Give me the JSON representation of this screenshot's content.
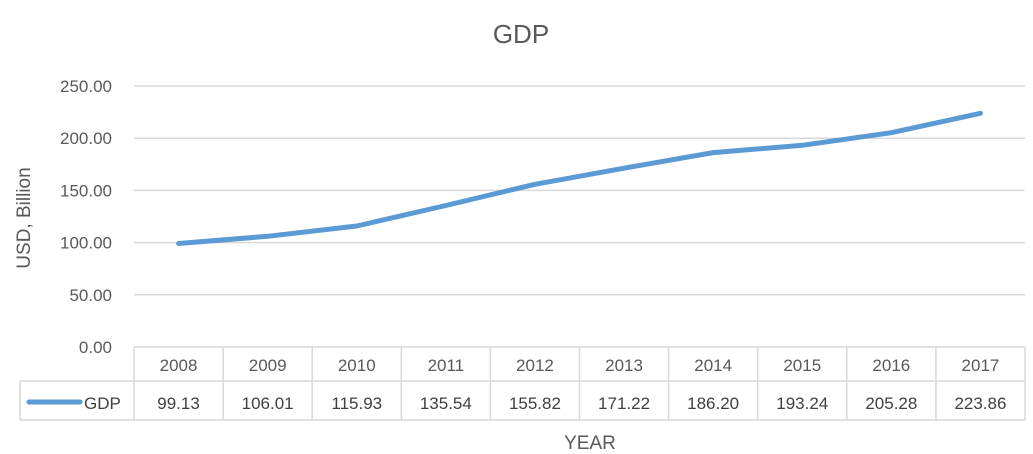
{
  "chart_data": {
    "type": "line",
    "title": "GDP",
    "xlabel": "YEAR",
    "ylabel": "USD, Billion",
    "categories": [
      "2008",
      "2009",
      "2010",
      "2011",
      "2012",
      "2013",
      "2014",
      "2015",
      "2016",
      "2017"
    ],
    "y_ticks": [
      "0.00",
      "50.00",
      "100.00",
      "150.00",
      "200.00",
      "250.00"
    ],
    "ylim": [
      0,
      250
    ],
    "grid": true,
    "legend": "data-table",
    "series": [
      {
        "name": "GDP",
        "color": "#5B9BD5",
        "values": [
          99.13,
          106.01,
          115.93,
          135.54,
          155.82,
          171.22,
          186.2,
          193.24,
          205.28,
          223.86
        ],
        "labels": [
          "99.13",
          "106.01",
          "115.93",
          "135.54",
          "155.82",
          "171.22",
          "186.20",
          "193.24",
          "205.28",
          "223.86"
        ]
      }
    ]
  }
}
━━━
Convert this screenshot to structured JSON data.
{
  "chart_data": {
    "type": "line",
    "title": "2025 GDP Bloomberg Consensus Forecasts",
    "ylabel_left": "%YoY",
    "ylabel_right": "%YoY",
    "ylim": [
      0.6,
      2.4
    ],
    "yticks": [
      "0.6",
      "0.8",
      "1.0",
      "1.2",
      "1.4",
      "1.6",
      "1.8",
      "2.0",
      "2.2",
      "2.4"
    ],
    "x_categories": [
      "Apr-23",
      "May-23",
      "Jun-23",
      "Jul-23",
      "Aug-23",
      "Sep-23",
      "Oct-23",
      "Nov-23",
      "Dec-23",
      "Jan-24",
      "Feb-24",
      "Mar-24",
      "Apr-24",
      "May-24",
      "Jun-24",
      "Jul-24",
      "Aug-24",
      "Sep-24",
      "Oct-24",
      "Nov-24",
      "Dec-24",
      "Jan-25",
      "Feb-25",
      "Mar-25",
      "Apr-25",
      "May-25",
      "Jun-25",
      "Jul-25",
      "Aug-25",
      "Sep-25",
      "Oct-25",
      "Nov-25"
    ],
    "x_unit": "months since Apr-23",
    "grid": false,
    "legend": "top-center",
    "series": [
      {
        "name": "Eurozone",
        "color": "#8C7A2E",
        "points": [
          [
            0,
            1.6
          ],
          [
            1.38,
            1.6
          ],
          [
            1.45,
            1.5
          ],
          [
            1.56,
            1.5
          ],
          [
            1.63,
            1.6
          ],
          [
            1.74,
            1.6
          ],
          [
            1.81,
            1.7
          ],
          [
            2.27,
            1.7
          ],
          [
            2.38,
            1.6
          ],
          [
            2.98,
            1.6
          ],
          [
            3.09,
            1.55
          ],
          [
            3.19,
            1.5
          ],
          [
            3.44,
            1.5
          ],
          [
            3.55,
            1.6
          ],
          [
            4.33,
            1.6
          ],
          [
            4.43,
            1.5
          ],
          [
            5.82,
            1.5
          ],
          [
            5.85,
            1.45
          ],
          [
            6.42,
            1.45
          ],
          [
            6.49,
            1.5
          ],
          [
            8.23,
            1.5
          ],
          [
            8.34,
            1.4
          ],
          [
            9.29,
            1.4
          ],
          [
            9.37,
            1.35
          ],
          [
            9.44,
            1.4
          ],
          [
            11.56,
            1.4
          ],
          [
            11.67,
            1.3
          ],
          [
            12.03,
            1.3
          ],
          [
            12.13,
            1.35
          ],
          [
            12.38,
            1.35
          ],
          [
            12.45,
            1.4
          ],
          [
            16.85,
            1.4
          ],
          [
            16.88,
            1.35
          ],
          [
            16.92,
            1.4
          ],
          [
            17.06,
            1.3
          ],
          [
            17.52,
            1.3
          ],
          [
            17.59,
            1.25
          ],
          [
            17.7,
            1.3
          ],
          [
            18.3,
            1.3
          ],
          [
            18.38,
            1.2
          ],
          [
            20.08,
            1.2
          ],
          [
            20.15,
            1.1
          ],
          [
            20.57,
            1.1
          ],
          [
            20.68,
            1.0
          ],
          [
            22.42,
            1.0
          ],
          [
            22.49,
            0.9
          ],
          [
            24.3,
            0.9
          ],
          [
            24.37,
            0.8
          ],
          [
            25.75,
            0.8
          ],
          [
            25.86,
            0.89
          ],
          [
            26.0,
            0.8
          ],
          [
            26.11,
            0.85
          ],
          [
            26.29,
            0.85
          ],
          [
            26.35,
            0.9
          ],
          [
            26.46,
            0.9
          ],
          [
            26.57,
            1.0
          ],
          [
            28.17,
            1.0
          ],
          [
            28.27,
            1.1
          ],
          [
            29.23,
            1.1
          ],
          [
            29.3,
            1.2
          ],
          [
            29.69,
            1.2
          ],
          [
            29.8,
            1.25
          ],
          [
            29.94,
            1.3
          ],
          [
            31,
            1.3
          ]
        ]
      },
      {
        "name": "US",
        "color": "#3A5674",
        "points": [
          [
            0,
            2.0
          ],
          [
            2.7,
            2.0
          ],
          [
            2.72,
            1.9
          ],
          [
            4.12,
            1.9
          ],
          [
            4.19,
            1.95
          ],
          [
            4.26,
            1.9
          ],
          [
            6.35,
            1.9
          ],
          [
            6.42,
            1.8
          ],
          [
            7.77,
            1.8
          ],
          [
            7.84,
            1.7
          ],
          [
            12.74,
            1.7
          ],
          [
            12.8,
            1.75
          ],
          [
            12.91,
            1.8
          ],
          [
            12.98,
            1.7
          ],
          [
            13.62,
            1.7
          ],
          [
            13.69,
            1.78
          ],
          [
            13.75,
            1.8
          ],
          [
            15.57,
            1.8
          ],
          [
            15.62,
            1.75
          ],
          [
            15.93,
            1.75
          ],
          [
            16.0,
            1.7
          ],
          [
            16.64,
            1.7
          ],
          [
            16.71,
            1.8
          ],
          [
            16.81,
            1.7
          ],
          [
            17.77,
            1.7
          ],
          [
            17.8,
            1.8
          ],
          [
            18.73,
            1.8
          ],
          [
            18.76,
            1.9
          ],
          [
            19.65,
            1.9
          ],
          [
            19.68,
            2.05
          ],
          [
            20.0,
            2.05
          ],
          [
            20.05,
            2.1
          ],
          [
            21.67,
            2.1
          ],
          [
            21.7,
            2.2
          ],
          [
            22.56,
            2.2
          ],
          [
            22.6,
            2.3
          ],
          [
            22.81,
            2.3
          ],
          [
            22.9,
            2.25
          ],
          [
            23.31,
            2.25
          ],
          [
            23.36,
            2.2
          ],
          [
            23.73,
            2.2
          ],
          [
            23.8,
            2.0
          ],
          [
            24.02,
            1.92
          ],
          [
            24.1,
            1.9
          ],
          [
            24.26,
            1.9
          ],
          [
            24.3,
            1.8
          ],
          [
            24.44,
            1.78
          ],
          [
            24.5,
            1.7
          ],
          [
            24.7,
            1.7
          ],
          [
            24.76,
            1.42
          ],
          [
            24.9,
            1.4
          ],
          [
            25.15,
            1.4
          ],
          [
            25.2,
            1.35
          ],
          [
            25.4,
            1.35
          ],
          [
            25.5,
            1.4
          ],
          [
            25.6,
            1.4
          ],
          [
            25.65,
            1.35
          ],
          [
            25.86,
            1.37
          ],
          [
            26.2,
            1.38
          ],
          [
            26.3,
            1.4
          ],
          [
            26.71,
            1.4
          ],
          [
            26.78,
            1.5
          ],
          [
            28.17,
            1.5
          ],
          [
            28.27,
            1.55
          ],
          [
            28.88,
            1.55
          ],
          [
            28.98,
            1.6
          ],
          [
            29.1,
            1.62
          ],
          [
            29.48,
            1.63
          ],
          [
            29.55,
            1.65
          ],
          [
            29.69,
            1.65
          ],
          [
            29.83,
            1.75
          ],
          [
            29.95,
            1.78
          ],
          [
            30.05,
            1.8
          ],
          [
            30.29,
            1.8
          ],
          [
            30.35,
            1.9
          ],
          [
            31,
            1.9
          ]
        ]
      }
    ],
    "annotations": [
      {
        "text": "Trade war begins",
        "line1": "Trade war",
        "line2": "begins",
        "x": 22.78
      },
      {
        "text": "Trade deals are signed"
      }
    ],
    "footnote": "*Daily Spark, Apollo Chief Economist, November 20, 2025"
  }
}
━━━
REQUIRED TASK:
Tell how many lines in the material above include the word "screenshot", giving the number only.

WRITTEN ANSWER:
2